AIM:
Return the full listing exactly as it is written.

(Figure contents as structured data)
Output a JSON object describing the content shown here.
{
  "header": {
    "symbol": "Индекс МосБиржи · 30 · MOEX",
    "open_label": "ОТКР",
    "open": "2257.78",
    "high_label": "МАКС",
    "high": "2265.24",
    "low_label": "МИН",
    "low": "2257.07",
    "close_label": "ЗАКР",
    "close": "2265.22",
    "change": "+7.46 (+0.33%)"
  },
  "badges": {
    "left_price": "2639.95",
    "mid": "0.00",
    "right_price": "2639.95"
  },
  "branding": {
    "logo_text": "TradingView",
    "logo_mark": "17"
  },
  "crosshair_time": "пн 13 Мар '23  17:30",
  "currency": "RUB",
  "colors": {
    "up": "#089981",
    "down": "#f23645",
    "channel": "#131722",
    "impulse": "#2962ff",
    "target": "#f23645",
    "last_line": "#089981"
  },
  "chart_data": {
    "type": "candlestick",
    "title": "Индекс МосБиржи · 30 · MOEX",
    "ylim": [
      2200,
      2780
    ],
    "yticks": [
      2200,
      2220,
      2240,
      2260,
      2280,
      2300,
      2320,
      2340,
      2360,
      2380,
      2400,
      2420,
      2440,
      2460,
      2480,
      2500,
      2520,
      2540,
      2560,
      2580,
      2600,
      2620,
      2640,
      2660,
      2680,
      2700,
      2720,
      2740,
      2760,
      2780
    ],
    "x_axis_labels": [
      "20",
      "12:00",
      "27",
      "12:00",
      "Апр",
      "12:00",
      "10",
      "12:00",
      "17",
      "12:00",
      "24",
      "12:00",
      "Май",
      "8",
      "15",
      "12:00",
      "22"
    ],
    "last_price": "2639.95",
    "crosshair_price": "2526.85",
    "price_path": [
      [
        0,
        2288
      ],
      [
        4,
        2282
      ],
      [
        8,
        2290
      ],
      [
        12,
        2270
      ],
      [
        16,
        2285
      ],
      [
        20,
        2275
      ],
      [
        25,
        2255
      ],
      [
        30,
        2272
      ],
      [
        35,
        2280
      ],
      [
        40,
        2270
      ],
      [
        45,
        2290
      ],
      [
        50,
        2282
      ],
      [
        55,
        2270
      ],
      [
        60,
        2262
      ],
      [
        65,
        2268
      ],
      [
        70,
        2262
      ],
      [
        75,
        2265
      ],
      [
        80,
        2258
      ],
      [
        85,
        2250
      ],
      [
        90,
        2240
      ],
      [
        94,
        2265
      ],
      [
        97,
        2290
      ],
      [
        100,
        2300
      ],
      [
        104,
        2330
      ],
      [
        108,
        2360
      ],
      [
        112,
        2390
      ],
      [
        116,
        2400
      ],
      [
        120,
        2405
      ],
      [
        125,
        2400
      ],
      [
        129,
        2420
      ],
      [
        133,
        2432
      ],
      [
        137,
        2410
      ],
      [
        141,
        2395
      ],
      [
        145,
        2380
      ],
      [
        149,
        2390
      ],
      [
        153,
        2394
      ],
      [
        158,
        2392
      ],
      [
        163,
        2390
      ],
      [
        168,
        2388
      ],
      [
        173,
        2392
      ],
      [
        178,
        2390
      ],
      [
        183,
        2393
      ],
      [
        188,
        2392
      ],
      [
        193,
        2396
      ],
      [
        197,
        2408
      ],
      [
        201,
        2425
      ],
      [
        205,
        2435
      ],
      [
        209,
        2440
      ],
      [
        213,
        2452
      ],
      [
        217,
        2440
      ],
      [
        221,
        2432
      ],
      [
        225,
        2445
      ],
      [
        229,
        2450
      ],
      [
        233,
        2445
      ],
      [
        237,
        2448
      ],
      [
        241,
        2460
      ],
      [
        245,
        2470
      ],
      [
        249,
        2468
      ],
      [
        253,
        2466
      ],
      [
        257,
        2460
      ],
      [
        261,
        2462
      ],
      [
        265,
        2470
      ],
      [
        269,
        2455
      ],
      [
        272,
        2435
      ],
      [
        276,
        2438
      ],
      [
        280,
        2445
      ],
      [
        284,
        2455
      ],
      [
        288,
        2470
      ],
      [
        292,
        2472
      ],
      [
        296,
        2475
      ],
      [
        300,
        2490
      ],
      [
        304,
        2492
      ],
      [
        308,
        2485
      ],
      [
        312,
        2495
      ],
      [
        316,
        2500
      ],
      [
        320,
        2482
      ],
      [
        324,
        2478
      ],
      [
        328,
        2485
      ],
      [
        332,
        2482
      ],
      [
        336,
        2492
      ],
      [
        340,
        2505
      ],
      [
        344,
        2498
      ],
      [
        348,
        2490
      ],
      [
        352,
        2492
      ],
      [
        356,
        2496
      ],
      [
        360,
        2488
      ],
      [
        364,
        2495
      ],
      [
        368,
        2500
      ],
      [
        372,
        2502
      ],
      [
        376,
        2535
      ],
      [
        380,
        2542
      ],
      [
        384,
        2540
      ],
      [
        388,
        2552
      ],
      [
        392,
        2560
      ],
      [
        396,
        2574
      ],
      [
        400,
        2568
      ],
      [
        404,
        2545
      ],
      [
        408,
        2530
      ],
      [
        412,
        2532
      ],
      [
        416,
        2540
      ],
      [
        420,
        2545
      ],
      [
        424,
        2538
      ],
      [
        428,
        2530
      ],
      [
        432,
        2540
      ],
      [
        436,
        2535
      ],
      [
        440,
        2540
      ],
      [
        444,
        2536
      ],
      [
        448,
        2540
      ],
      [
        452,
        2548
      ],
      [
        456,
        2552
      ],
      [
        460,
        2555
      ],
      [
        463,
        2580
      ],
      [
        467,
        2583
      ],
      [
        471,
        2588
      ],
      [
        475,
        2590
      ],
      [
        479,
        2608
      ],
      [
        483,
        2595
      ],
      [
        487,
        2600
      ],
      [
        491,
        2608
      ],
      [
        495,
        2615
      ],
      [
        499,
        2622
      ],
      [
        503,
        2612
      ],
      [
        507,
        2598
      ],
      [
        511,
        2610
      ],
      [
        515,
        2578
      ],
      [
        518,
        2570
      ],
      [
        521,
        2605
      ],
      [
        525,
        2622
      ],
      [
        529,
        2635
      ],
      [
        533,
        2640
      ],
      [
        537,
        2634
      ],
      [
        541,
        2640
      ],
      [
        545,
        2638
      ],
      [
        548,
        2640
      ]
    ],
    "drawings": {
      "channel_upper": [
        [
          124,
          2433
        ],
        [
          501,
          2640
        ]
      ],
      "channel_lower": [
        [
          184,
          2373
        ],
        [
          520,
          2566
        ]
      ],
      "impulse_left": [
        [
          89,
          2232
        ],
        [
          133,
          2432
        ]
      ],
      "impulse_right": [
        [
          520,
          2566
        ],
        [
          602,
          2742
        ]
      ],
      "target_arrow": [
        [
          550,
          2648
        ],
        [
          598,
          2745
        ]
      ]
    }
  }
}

THE COMPLETED TASK:
Output a JSON object describing the content shown here.
{
  "header": {
    "symbol": "Индекс МосБиржи · 30 · MOEX",
    "open_label": "ОТКР",
    "open": "2257.78",
    "high_label": "МАКС",
    "high": "2265.24",
    "low_label": "МИН",
    "low": "2257.07",
    "close_label": "ЗАКР",
    "close": "2265.22",
    "change": "+7.46 (+0.33%)"
  },
  "badges": {
    "left_price": "2639.95",
    "mid": "0.00",
    "right_price": "2639.95"
  },
  "branding": {
    "logo_text": "TradingView",
    "logo_mark": "17"
  },
  "crosshair_time": "пн 13 Мар '23  17:30",
  "currency": "RUB",
  "colors": {
    "up": "#089981",
    "down": "#f23645",
    "channel": "#131722",
    "impulse": "#2962ff",
    "target": "#f23645",
    "last_line": "#089981"
  },
  "chart_data": {
    "type": "candlestick",
    "title": "Индекс МосБиржи · 30 · MOEX",
    "ylim": [
      2200,
      2780
    ],
    "yticks": [
      2200,
      2220,
      2240,
      2260,
      2280,
      2300,
      2320,
      2340,
      2360,
      2380,
      2400,
      2420,
      2440,
      2460,
      2480,
      2500,
      2520,
      2540,
      2560,
      2580,
      2600,
      2620,
      2640,
      2660,
      2680,
      2700,
      2720,
      2740,
      2760,
      2780
    ],
    "x_axis_labels": [
      "20",
      "12:00",
      "27",
      "12:00",
      "Апр",
      "12:00",
      "10",
      "12:00",
      "17",
      "12:00",
      "24",
      "12:00",
      "Май",
      "8",
      "15",
      "12:00",
      "22"
    ],
    "last_price": "2639.95",
    "crosshair_price": "2526.85",
    "price_path": [
      [
        0,
        2288
      ],
      [
        4,
        2282
      ],
      [
        8,
        2290
      ],
      [
        12,
        2270
      ],
      [
        16,
        2285
      ],
      [
        20,
        2275
      ],
      [
        25,
        2255
      ],
      [
        30,
        2272
      ],
      [
        35,
        2280
      ],
      [
        40,
        2270
      ],
      [
        45,
        2290
      ],
      [
        50,
        2282
      ],
      [
        55,
        2270
      ],
      [
        60,
        2262
      ],
      [
        65,
        2268
      ],
      [
        70,
        2262
      ],
      [
        75,
        2265
      ],
      [
        80,
        2258
      ],
      [
        85,
        2250
      ],
      [
        90,
        2240
      ],
      [
        94,
        2265
      ],
      [
        97,
        2290
      ],
      [
        100,
        2300
      ],
      [
        104,
        2330
      ],
      [
        108,
        2360
      ],
      [
        112,
        2390
      ],
      [
        116,
        2400
      ],
      [
        120,
        2405
      ],
      [
        125,
        2400
      ],
      [
        129,
        2420
      ],
      [
        133,
        2432
      ],
      [
        137,
        2410
      ],
      [
        141,
        2395
      ],
      [
        145,
        2380
      ],
      [
        149,
        2390
      ],
      [
        153,
        2394
      ],
      [
        158,
        2392
      ],
      [
        163,
        2390
      ],
      [
        168,
        2388
      ],
      [
        173,
        2392
      ],
      [
        178,
        2390
      ],
      [
        183,
        2393
      ],
      [
        188,
        2392
      ],
      [
        193,
        2396
      ],
      [
        197,
        2408
      ],
      [
        201,
        2425
      ],
      [
        205,
        2435
      ],
      [
        209,
        2440
      ],
      [
        213,
        2452
      ],
      [
        217,
        2440
      ],
      [
        221,
        2432
      ],
      [
        225,
        2445
      ],
      [
        229,
        2450
      ],
      [
        233,
        2445
      ],
      [
        237,
        2448
      ],
      [
        241,
        2460
      ],
      [
        245,
        2470
      ],
      [
        249,
        2468
      ],
      [
        253,
        2466
      ],
      [
        257,
        2460
      ],
      [
        261,
        2462
      ],
      [
        265,
        2470
      ],
      [
        269,
        2455
      ],
      [
        272,
        2435
      ],
      [
        276,
        2438
      ],
      [
        280,
        2445
      ],
      [
        284,
        2455
      ],
      [
        288,
        2470
      ],
      [
        292,
        2472
      ],
      [
        296,
        2475
      ],
      [
        300,
        2490
      ],
      [
        304,
        2492
      ],
      [
        308,
        2485
      ],
      [
        312,
        2495
      ],
      [
        316,
        2500
      ],
      [
        320,
        2482
      ],
      [
        324,
        2478
      ],
      [
        328,
        2485
      ],
      [
        332,
        2482
      ],
      [
        336,
        2492
      ],
      [
        340,
        2505
      ],
      [
        344,
        2498
      ],
      [
        348,
        2490
      ],
      [
        352,
        2492
      ],
      [
        356,
        2496
      ],
      [
        360,
        2488
      ],
      [
        364,
        2495
      ],
      [
        368,
        2500
      ],
      [
        372,
        2502
      ],
      [
        376,
        2535
      ],
      [
        380,
        2542
      ],
      [
        384,
        2540
      ],
      [
        388,
        2552
      ],
      [
        392,
        2560
      ],
      [
        396,
        2574
      ],
      [
        400,
        2568
      ],
      [
        404,
        2545
      ],
      [
        408,
        2530
      ],
      [
        412,
        2532
      ],
      [
        416,
        2540
      ],
      [
        420,
        2545
      ],
      [
        424,
        2538
      ],
      [
        428,
        2530
      ],
      [
        432,
        2540
      ],
      [
        436,
        2535
      ],
      [
        440,
        2540
      ],
      [
        444,
        2536
      ],
      [
        448,
        2540
      ],
      [
        452,
        2548
      ],
      [
        456,
        2552
      ],
      [
        460,
        2555
      ],
      [
        463,
        2580
      ],
      [
        467,
        2583
      ],
      [
        471,
        2588
      ],
      [
        475,
        2590
      ],
      [
        479,
        2608
      ],
      [
        483,
        2595
      ],
      [
        487,
        2600
      ],
      [
        491,
        2608
      ],
      [
        495,
        2615
      ],
      [
        499,
        2622
      ],
      [
        503,
        2612
      ],
      [
        507,
        2598
      ],
      [
        511,
        2610
      ],
      [
        515,
        2578
      ],
      [
        518,
        2570
      ],
      [
        521,
        2605
      ],
      [
        525,
        2622
      ],
      [
        529,
        2635
      ],
      [
        533,
        2640
      ],
      [
        537,
        2634
      ],
      [
        541,
        2640
      ],
      [
        545,
        2638
      ],
      [
        548,
        2640
      ]
    ],
    "drawings": {
      "channel_upper": [
        [
          124,
          2433
        ],
        [
          501,
          2640
        ]
      ],
      "channel_lower": [
        [
          184,
          2373
        ],
        [
          520,
          2566
        ]
      ],
      "impulse_left": [
        [
          89,
          2232
        ],
        [
          133,
          2432
        ]
      ],
      "impulse_right": [
        [
          520,
          2566
        ],
        [
          602,
          2742
        ]
      ],
      "target_arrow": [
        [
          550,
          2648
        ],
        [
          598,
          2745
        ]
      ]
    }
  }
}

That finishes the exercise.